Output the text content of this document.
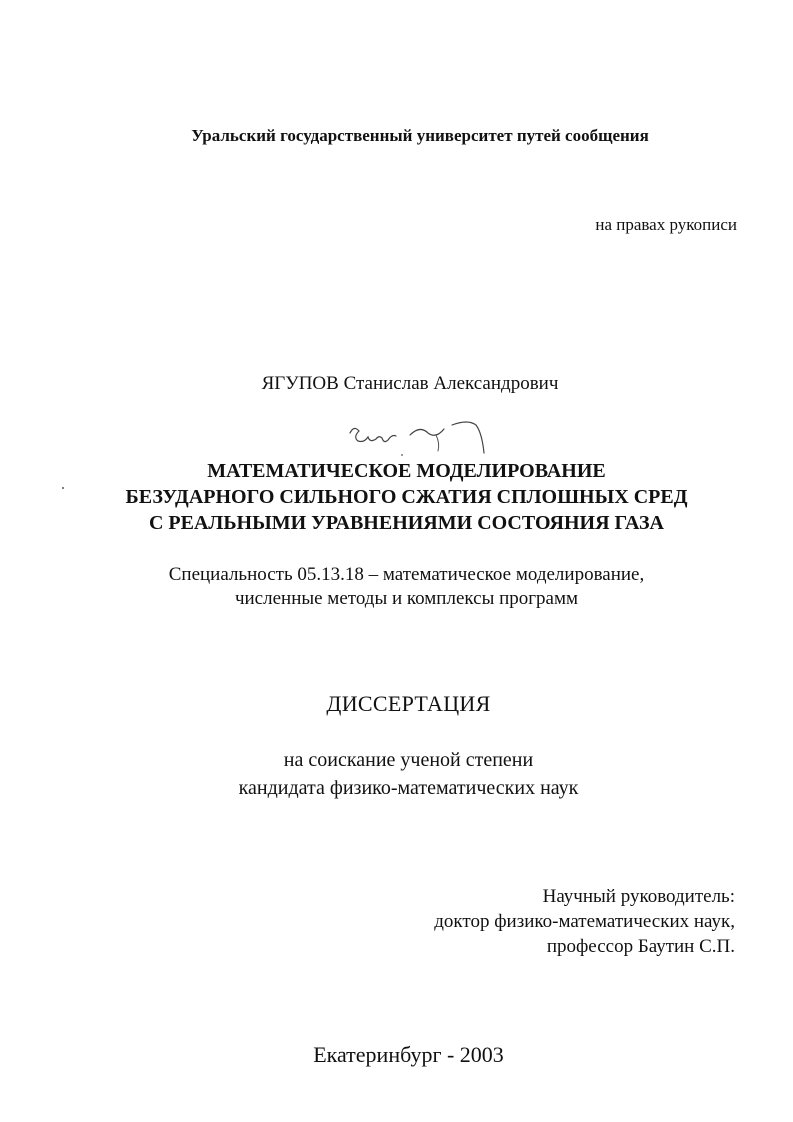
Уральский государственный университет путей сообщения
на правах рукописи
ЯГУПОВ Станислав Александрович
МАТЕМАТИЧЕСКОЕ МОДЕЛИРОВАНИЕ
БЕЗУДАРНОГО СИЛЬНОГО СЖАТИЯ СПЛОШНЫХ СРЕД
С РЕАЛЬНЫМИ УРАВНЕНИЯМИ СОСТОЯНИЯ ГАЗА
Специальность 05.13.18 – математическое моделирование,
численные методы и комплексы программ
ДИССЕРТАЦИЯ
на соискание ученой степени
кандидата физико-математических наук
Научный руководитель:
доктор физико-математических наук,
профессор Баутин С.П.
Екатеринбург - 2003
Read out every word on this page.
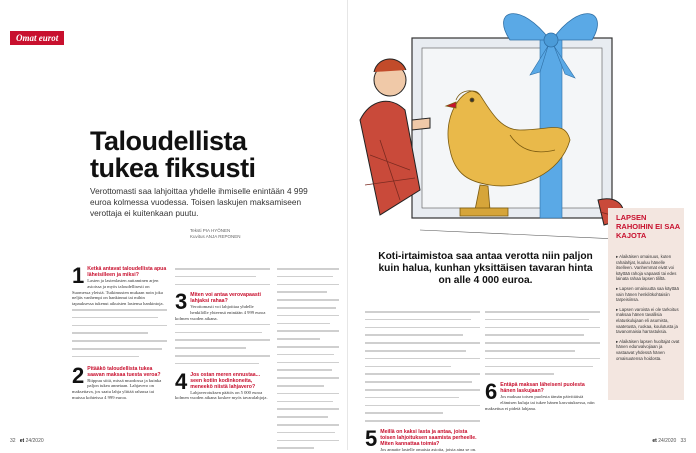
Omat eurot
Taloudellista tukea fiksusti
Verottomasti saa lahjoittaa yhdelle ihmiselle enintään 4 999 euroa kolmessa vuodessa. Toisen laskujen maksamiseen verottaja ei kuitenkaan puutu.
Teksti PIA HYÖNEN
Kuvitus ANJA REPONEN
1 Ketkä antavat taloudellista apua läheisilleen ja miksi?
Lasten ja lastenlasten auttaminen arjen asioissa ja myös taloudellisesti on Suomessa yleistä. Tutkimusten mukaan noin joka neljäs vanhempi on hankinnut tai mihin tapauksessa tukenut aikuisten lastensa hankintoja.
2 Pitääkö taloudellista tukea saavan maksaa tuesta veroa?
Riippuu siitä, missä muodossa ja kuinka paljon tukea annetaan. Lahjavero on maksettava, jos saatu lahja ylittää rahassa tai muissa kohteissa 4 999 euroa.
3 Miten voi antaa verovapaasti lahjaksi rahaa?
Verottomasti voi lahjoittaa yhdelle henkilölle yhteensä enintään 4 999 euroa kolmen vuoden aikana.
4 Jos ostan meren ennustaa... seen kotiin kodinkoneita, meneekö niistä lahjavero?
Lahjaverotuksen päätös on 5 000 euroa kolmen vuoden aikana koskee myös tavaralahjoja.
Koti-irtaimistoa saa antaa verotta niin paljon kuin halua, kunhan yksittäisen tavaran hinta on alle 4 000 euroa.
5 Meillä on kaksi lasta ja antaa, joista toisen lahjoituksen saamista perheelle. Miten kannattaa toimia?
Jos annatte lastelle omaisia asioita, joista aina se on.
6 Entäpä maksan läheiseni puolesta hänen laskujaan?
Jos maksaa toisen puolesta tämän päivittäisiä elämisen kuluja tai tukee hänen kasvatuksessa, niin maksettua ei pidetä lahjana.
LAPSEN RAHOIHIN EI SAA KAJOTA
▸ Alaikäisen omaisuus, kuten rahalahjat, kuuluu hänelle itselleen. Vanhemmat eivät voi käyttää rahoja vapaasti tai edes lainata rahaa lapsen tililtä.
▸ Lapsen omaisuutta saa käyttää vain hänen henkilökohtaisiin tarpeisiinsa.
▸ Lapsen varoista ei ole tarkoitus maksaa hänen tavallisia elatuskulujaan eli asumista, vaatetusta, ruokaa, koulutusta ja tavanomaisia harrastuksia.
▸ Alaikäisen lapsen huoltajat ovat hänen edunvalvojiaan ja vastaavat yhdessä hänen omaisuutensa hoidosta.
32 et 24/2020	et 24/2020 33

•••••

**SET EXERCISE:**
Look through the entries above and report each line where the string "lahjoittaa" occurs.

**EXERCISE OUTPUT:**
Verottomasti saa lahjoittaa yhdelle ihmiselle enintään 4 999 euroa kolmessa vuodessa. Toisen laskujen maksamiseen verottaja ei kuitenkaan puutu.
Verottomasti voi lahjoittaa yhdelle henkilölle yhteensä enintään 4 999 euroa kolmen vuoden aikana.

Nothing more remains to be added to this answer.